REQUIRED TASK: Repeat the whole listing below, word for word.

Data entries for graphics
───
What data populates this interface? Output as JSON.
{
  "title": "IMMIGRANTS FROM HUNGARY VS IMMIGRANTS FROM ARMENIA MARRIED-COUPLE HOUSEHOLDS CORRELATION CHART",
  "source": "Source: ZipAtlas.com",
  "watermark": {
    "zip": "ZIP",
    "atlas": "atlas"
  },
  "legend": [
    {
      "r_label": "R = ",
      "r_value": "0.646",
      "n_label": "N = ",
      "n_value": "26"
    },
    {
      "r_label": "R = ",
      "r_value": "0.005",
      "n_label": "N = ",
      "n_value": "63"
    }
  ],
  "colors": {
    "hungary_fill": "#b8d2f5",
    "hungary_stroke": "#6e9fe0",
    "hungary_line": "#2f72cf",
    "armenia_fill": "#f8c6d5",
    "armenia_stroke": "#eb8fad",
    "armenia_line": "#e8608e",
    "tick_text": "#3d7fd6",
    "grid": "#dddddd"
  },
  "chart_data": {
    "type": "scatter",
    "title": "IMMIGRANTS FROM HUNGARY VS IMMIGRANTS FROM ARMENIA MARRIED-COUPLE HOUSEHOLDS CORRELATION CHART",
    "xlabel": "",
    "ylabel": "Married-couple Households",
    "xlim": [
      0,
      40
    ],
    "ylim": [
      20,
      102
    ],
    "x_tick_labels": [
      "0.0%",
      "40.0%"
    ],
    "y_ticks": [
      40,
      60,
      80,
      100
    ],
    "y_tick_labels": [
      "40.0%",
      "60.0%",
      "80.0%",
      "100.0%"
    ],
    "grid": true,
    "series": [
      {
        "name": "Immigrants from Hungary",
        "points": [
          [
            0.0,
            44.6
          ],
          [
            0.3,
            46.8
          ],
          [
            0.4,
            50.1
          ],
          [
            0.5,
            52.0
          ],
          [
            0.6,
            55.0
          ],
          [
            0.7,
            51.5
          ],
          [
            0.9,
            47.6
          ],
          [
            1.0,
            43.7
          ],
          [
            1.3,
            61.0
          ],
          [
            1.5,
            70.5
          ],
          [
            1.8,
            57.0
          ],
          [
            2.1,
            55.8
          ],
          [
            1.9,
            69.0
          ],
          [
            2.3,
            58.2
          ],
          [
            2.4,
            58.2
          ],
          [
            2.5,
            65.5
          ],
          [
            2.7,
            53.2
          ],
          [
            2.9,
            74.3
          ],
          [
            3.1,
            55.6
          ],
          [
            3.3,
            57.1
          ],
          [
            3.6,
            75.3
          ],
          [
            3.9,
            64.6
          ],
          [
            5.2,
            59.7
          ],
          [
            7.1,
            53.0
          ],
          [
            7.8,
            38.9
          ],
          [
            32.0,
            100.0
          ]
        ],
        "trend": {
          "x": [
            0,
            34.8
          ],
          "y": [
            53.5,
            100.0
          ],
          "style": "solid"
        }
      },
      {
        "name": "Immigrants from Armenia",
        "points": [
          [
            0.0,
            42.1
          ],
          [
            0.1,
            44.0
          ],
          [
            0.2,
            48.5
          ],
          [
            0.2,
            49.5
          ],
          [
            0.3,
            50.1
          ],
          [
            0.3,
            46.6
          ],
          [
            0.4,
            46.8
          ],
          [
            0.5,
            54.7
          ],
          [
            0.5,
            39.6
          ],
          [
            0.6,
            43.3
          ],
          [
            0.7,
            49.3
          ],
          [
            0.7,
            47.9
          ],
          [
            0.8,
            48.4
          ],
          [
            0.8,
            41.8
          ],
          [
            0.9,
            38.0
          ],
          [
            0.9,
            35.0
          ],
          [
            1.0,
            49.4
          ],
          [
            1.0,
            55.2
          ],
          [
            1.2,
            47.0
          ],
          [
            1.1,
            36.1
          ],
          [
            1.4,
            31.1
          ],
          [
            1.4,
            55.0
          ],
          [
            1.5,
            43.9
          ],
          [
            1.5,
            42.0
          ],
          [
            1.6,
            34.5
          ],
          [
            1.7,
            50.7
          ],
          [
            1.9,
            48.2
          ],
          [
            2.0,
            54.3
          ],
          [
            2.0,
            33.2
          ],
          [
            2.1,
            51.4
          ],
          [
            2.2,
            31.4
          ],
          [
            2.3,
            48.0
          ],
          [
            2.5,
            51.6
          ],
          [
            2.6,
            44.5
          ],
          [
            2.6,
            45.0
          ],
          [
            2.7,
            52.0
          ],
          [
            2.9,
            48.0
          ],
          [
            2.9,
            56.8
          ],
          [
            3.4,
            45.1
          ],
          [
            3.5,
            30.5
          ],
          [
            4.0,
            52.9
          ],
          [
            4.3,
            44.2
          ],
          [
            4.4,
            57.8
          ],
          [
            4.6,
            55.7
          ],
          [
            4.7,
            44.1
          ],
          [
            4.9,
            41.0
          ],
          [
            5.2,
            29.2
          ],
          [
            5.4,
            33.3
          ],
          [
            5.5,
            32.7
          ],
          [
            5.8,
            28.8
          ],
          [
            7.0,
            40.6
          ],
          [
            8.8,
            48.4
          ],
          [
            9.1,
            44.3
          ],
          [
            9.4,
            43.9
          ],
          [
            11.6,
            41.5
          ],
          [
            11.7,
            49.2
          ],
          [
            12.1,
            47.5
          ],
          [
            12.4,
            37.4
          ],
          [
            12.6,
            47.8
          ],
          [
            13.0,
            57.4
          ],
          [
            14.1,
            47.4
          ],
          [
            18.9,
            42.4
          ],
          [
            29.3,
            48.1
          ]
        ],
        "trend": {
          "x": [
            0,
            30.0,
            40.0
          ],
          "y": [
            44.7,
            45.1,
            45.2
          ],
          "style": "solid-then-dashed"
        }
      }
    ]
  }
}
───
PROBLEM SOLUTION:
What data populates this interface? Output as JSON.
{
  "title": "IMMIGRANTS FROM HUNGARY VS IMMIGRANTS FROM ARMENIA MARRIED-COUPLE HOUSEHOLDS CORRELATION CHART",
  "source": "Source: ZipAtlas.com",
  "watermark": {
    "zip": "ZIP",
    "atlas": "atlas"
  },
  "legend": [
    {
      "r_label": "R = ",
      "r_value": "0.646",
      "n_label": "N = ",
      "n_value": "26"
    },
    {
      "r_label": "R = ",
      "r_value": "0.005",
      "n_label": "N = ",
      "n_value": "63"
    }
  ],
  "colors": {
    "hungary_fill": "#b8d2f5",
    "hungary_stroke": "#6e9fe0",
    "hungary_line": "#2f72cf",
    "armenia_fill": "#f8c6d5",
    "armenia_stroke": "#eb8fad",
    "armenia_line": "#e8608e",
    "tick_text": "#3d7fd6",
    "grid": "#dddddd"
  },
  "chart_data": {
    "type": "scatter",
    "title": "IMMIGRANTS FROM HUNGARY VS IMMIGRANTS FROM ARMENIA MARRIED-COUPLE HOUSEHOLDS CORRELATION CHART",
    "xlabel": "",
    "ylabel": "Married-couple Households",
    "xlim": [
      0,
      40
    ],
    "ylim": [
      20,
      102
    ],
    "x_tick_labels": [
      "0.0%",
      "40.0%"
    ],
    "y_ticks": [
      40,
      60,
      80,
      100
    ],
    "y_tick_labels": [
      "40.0%",
      "60.0%",
      "80.0%",
      "100.0%"
    ],
    "grid": true,
    "series": [
      {
        "name": "Immigrants from Hungary",
        "points": [
          [
            0.0,
            44.6
          ],
          [
            0.3,
            46.8
          ],
          [
            0.4,
            50.1
          ],
          [
            0.5,
            52.0
          ],
          [
            0.6,
            55.0
          ],
          [
            0.7,
            51.5
          ],
          [
            0.9,
            47.6
          ],
          [
            1.0,
            43.7
          ],
          [
            1.3,
            61.0
          ],
          [
            1.5,
            70.5
          ],
          [
            1.8,
            57.0
          ],
          [
            2.1,
            55.8
          ],
          [
            1.9,
            69.0
          ],
          [
            2.3,
            58.2
          ],
          [
            2.4,
            58.2
          ],
          [
            2.5,
            65.5
          ],
          [
            2.7,
            53.2
          ],
          [
            2.9,
            74.3
          ],
          [
            3.1,
            55.6
          ],
          [
            3.3,
            57.1
          ],
          [
            3.6,
            75.3
          ],
          [
            3.9,
            64.6
          ],
          [
            5.2,
            59.7
          ],
          [
            7.1,
            53.0
          ],
          [
            7.8,
            38.9
          ],
          [
            32.0,
            100.0
          ]
        ],
        "trend": {
          "x": [
            0,
            34.8
          ],
          "y": [
            53.5,
            100.0
          ],
          "style": "solid"
        }
      },
      {
        "name": "Immigrants from Armenia",
        "points": [
          [
            0.0,
            42.1
          ],
          [
            0.1,
            44.0
          ],
          [
            0.2,
            48.5
          ],
          [
            0.2,
            49.5
          ],
          [
            0.3,
            50.1
          ],
          [
            0.3,
            46.6
          ],
          [
            0.4,
            46.8
          ],
          [
            0.5,
            54.7
          ],
          [
            0.5,
            39.6
          ],
          [
            0.6,
            43.3
          ],
          [
            0.7,
            49.3
          ],
          [
            0.7,
            47.9
          ],
          [
            0.8,
            48.4
          ],
          [
            0.8,
            41.8
          ],
          [
            0.9,
            38.0
          ],
          [
            0.9,
            35.0
          ],
          [
            1.0,
            49.4
          ],
          [
            1.0,
            55.2
          ],
          [
            1.2,
            47.0
          ],
          [
            1.1,
            36.1
          ],
          [
            1.4,
            31.1
          ],
          [
            1.4,
            55.0
          ],
          [
            1.5,
            43.9
          ],
          [
            1.5,
            42.0
          ],
          [
            1.6,
            34.5
          ],
          [
            1.7,
            50.7
          ],
          [
            1.9,
            48.2
          ],
          [
            2.0,
            54.3
          ],
          [
            2.0,
            33.2
          ],
          [
            2.1,
            51.4
          ],
          [
            2.2,
            31.4
          ],
          [
            2.3,
            48.0
          ],
          [
            2.5,
            51.6
          ],
          [
            2.6,
            44.5
          ],
          [
            2.6,
            45.0
          ],
          [
            2.7,
            52.0
          ],
          [
            2.9,
            48.0
          ],
          [
            2.9,
            56.8
          ],
          [
            3.4,
            45.1
          ],
          [
            3.5,
            30.5
          ],
          [
            4.0,
            52.9
          ],
          [
            4.3,
            44.2
          ],
          [
            4.4,
            57.8
          ],
          [
            4.6,
            55.7
          ],
          [
            4.7,
            44.1
          ],
          [
            4.9,
            41.0
          ],
          [
            5.2,
            29.2
          ],
          [
            5.4,
            33.3
          ],
          [
            5.5,
            32.7
          ],
          [
            5.8,
            28.8
          ],
          [
            7.0,
            40.6
          ],
          [
            8.8,
            48.4
          ],
          [
            9.1,
            44.3
          ],
          [
            9.4,
            43.9
          ],
          [
            11.6,
            41.5
          ],
          [
            11.7,
            49.2
          ],
          [
            12.1,
            47.5
          ],
          [
            12.4,
            37.4
          ],
          [
            12.6,
            47.8
          ],
          [
            13.0,
            57.4
          ],
          [
            14.1,
            47.4
          ],
          [
            18.9,
            42.4
          ],
          [
            29.3,
            48.1
          ]
        ],
        "trend": {
          "x": [
            0,
            30.0,
            40.0
          ],
          "y": [
            44.7,
            45.1,
            45.2
          ],
          "style": "solid-then-dashed"
        }
      }
    ]
  }
}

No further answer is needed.